(AIM):
Please report every line of the material below that contains the string "expander", copying each line in full. Case counts.

(ENTRIES SHOWN):
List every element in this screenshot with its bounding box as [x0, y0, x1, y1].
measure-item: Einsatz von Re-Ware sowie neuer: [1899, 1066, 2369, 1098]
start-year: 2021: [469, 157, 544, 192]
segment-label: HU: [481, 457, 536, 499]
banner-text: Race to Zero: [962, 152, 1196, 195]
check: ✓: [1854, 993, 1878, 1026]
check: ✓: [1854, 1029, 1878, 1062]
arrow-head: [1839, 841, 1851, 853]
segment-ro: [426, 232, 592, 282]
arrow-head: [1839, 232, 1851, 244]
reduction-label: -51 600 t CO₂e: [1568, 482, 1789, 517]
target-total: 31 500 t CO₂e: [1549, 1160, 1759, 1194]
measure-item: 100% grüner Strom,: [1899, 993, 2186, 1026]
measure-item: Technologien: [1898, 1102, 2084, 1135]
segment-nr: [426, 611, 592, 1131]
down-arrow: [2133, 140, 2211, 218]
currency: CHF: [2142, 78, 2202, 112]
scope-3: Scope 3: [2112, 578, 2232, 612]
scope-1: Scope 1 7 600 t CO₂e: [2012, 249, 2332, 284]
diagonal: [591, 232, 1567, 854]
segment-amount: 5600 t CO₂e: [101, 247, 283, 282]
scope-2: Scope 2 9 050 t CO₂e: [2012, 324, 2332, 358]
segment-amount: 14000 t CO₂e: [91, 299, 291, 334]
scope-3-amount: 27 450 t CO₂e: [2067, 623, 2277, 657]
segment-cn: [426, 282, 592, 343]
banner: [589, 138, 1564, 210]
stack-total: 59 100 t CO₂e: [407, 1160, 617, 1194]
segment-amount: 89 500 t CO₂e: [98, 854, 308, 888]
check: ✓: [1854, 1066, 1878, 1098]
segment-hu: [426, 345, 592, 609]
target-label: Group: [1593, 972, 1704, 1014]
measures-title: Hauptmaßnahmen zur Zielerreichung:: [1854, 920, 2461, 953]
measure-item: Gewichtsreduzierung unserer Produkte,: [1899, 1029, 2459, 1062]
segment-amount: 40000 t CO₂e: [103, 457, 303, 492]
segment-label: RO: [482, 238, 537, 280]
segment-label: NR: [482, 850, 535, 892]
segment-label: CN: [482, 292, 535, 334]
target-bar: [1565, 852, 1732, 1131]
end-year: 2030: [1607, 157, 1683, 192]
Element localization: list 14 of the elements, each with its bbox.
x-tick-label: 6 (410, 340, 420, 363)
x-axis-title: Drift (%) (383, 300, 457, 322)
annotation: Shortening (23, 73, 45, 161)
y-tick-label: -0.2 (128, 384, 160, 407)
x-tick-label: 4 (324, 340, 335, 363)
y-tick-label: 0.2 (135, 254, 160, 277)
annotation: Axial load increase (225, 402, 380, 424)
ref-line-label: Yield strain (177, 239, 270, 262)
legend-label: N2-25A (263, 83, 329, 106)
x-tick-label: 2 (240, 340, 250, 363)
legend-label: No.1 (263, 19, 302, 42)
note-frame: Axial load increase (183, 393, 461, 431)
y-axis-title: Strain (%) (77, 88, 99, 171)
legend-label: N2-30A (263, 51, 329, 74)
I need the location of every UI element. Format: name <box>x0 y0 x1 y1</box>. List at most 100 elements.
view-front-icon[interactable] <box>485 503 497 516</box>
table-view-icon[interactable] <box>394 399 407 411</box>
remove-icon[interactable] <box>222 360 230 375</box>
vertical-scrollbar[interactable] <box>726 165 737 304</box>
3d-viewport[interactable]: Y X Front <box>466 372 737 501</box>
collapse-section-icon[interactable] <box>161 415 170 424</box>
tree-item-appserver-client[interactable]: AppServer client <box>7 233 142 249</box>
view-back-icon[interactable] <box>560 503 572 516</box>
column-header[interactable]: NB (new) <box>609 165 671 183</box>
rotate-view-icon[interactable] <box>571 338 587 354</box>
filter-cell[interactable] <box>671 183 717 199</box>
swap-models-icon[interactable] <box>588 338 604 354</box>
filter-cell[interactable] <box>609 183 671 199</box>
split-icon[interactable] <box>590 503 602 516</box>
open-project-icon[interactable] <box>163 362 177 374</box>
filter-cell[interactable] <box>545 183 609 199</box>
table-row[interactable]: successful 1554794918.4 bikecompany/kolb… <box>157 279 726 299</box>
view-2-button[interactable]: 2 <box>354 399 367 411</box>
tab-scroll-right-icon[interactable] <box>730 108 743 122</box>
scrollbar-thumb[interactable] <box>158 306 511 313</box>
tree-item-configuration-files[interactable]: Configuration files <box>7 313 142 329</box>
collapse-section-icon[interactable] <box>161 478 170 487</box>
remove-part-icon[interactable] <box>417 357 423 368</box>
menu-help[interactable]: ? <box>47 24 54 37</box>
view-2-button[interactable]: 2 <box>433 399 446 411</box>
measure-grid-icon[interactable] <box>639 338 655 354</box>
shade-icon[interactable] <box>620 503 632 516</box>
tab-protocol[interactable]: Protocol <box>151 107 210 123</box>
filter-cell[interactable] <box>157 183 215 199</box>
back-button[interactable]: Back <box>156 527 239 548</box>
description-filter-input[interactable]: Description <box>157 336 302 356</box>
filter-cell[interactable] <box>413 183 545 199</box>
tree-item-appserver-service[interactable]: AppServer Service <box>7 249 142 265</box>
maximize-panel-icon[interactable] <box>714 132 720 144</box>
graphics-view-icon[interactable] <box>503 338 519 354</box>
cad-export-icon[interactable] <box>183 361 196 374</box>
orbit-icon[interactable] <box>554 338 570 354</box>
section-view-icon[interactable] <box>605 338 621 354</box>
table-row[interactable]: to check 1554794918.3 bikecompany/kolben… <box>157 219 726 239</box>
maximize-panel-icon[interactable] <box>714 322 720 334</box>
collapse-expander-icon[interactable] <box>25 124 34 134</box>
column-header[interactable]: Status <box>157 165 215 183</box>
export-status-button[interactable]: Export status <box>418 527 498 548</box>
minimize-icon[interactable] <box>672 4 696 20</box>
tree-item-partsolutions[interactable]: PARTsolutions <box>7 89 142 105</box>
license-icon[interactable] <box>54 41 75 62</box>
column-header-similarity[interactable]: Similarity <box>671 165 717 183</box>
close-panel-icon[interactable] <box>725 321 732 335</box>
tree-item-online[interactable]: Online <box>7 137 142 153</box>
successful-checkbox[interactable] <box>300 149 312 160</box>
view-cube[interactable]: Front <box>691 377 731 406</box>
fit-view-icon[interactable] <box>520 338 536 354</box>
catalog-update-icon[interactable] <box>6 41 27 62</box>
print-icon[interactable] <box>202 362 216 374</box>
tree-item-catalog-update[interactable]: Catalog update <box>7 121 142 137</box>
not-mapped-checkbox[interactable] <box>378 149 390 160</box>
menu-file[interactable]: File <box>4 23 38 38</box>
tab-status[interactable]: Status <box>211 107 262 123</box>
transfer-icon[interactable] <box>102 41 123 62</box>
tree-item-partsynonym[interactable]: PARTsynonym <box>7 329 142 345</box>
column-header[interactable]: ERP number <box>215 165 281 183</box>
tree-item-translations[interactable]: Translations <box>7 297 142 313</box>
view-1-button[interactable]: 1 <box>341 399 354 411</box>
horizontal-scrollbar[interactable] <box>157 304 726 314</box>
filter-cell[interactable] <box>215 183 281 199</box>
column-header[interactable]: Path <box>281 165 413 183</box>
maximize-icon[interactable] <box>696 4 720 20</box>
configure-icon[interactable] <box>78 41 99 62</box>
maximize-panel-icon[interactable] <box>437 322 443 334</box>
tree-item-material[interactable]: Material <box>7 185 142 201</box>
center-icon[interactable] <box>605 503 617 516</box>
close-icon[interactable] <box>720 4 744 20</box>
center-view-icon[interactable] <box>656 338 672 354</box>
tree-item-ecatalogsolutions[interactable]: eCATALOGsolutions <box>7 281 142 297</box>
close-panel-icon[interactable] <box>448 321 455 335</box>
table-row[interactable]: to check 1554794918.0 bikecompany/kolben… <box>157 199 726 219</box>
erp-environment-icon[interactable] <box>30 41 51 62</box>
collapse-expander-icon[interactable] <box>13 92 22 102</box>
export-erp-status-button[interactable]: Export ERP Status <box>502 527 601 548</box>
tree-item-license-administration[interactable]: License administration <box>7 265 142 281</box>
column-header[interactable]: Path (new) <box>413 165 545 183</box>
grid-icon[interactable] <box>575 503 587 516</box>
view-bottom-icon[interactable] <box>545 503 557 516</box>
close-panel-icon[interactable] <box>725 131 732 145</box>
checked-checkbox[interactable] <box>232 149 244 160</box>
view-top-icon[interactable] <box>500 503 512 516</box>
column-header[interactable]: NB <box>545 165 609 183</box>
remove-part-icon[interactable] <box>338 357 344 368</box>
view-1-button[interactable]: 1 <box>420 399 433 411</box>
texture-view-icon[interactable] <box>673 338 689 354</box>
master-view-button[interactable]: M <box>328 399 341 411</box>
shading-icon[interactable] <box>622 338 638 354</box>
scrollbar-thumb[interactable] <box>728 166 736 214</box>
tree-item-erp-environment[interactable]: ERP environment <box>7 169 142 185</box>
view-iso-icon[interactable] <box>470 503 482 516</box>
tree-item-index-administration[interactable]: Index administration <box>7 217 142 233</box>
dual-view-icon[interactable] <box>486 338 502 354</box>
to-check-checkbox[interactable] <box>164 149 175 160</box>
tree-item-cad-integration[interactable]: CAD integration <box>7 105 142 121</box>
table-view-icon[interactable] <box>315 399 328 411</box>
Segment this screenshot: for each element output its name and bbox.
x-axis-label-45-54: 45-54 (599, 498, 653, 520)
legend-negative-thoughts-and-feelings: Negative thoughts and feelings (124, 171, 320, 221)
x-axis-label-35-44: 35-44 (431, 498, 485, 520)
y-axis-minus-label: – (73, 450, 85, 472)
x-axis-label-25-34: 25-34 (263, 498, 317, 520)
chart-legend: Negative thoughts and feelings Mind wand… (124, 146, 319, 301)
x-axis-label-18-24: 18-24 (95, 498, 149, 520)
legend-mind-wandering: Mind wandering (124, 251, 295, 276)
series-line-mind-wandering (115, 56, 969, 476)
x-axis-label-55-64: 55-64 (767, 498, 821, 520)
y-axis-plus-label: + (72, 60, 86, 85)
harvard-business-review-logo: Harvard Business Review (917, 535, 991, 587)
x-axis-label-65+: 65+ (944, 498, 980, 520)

(WRITTEN SOLUTION):
collapse-expander-icon[interactable] <box>25 124 34 134</box>
collapse-expander-icon[interactable] <box>13 92 22 102</box>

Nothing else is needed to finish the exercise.